Study tracks evolutionary history of metabolic networks
By analyzing how metabolic enzymes are built and organized, researchers have reconstructed the evolutionary history of metabolism. Their study shows how metabolic networks—which drive every cellular process from protein building to DNA repair—became less random, more modular and more hierarchical over time, the researchers say.
Their study, published in the journal PLOS ONE, shines a light on the patchwork process that allowed cells to shape the metabolic pathways into what they are today, the researchers report.
"If you're going to choose a network in biology, metabolism is the most important one," said University of Illinois crop sciences professor Gustavo Caetano-Anollés, who led the study with graduate student Fizza Mughal. "This network is responsible for negotiating not just matter but also energy—the two elements that are the most fundamental for an organism to work." Caetano-Anollés is a bioinformatician and an affiliate of the Carl R. Woese Institute for Genomic Biology at Illinois.
To understand how cells assembled their metabolic networks, the researchers focused on the enzymatic machinery that lies at the heart of these networks. The enzymes promote specific chemical reactions to aid in building the proteins, DNA, RNA, pigments, vitamins, fats, sugars and other molecules that are essential to life. They also support energy generation in cells.
The scientists analyzed the fundamental physical and functional components that contribute to how enzymes work. These components, called "folds," give proteins the physical characteristics that enable them to work. Folds are like the belts, pistons, gears and other mechanical parts that can be used again and again to build machines with very different functions.
"Folds represent molecular innovations that cells use repeatedly in different contexts," Mughal said. "By looking at folds across the tree of life, we were able to reconstruct the history of fold families to show how closely or distantly related individual folds are. Like a family tree, this history tells us which fold families are the most ancient, and which have emerged more recently."
Mughal used this information to color-code the enzymes from known metabolic networks, based on their age. When she plugged the color-coded enzymes into their respective networks to construct a metabolic database known as MANET, she saw that each network was driven by a patchwork of enzymes of different ages.
"This tells us that these networks changed over time," Mughal said. "Certain enzymes were recruited to do new things in the cell, and older enzymes sometimes fell away and disappeared as they were replaced."
When the researchers examined how the metabolic pathways had evolved, they saw that early metabolic networks were more random—and probably less efficient—than present-day networks, which gained a more modular and hierarchical configuration. Communities of enzymes emerged, organized into pathways, subnetworks and groups of subnetworks.
This modular hierarchy is a feature of other advanced networks, like the internet or neural networks of the brain, Caetano-Anollés said.
In metabolism, the modularity and hierarchical nature of the network is most prevalent at the enzyme level, he said.
"When you look at higher levels of network organization, the structure becomes more random," Caetano-Anollés said. "The linkages are weaker. This allows the network as a whole to be more flexible."
"In this study, we tracked the history of metabolism, step-by-step," he said. "It was a gradual addition of things that were more and more useful to the cell. This gives us insight into how the machinery of life becomes complex."
"Biological systems need to be studied holistically because they reflect how nature works," Mughal said. "No biological agent, from macromolecules to cells to organisms, acts in isolation."

Extracted information ->
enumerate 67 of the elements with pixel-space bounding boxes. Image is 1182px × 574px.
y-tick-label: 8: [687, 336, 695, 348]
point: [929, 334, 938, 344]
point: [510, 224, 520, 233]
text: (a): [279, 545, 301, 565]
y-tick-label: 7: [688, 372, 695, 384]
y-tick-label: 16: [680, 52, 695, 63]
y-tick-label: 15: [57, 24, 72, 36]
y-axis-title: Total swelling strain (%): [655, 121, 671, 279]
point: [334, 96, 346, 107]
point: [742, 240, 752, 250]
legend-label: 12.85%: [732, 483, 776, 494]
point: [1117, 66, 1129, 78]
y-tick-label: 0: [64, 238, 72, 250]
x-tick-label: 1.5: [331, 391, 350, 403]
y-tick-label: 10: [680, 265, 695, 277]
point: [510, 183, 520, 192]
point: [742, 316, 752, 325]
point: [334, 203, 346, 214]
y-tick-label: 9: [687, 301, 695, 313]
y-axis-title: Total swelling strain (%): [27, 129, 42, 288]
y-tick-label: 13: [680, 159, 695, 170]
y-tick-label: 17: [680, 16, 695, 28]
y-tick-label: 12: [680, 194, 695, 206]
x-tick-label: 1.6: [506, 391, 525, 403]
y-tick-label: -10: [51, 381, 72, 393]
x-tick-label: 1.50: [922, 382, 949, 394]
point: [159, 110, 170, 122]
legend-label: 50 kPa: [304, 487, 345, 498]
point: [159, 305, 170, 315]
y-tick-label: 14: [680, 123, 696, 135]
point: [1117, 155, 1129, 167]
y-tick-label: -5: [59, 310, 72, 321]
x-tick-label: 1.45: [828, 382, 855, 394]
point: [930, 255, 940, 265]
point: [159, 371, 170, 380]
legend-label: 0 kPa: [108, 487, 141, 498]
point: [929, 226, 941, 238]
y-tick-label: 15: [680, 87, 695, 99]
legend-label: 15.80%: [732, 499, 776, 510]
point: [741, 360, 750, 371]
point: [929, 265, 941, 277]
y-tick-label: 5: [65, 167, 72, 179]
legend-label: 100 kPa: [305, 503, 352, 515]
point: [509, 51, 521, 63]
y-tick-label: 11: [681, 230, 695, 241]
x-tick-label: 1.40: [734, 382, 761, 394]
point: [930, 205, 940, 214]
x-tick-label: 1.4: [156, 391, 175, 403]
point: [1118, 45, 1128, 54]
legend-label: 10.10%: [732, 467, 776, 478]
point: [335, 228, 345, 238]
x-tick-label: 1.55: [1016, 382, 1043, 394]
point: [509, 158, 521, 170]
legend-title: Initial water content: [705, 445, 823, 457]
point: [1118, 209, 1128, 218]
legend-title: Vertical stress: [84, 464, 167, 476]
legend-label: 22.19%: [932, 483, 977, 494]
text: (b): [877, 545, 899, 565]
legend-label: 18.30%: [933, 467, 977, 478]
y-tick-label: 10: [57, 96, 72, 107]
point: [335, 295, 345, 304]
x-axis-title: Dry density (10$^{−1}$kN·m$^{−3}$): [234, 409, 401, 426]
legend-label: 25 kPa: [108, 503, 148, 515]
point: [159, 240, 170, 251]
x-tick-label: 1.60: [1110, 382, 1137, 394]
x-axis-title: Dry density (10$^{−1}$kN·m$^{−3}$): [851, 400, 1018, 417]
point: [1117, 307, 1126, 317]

Task prompt ->
Answer these questions from the article on the evolution of metabolic networks:
1. In which journal was the study published?
2. What name was given to the metabolic database built from the color-coded enzymes?
3. Which two other advanced networks share the modular hierarchy described for metabolism?

Solution for this problem ->
1. PLOS ONE
2. MANET
3. The internet and the neural networks of the brain